>>>>>
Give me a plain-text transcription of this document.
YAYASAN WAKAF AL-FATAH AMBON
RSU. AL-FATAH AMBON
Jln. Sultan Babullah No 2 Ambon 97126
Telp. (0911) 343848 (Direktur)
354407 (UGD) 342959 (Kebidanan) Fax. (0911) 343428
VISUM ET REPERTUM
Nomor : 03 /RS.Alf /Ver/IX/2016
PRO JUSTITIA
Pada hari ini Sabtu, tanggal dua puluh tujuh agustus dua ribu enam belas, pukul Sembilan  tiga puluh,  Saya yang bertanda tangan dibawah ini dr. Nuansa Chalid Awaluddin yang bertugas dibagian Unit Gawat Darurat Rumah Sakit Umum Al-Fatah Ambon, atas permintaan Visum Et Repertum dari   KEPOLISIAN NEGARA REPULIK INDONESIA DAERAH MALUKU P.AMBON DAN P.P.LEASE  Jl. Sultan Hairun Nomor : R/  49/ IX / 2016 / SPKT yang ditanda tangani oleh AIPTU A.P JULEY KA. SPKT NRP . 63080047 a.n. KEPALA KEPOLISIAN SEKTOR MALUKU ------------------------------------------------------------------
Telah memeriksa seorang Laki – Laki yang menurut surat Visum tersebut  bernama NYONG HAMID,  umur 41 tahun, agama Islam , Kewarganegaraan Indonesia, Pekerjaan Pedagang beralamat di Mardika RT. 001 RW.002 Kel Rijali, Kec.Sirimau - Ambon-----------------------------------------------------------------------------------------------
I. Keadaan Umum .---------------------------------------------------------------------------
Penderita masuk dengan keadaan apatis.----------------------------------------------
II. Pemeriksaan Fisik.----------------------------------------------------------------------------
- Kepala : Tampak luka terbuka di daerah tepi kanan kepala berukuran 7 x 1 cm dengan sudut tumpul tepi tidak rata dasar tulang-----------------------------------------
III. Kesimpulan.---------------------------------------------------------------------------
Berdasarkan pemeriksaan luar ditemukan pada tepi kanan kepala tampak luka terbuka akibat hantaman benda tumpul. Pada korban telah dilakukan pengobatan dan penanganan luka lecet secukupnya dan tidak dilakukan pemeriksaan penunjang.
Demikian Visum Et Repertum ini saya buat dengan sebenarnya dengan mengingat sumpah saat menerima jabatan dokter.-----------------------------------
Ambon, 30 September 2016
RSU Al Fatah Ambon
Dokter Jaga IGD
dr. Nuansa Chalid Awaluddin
<<<<<
| DIRECTIONS |
In the entries above, find each line with the string "Nomor" and copy it.

| SOLUTION BELOW |
Nomor : 03 /RS.Alf /Ver/IX/2016
Pada hari ini Sabtu, tanggal dua puluh tujuh agustus dua ribu enam belas, pukul Sembilan  tiga puluh,  Saya yang bertanda tangan dibawah ini dr. Nuansa Chalid Awaluddin yang bertugas dibagian Unit Gawat Darurat Rumah Sakit Umum Al-Fatah Ambon, atas permintaan Visum Et Repertum dari   KEPOLISIAN NEGARA REPULIK INDONESIA DAERAH MALUKU P.AMBON DAN P.P.LEASE  Jl. Sultan Hairun Nomor : R/  49/ IX / 2016 / SPKT yang ditanda tangani oleh AIPTU A.P JULEY KA. SPKT NRP . 63080047 a.n. KEPALA KEPOLISIAN SEKTOR MALUKU ------------------------------------------------------------------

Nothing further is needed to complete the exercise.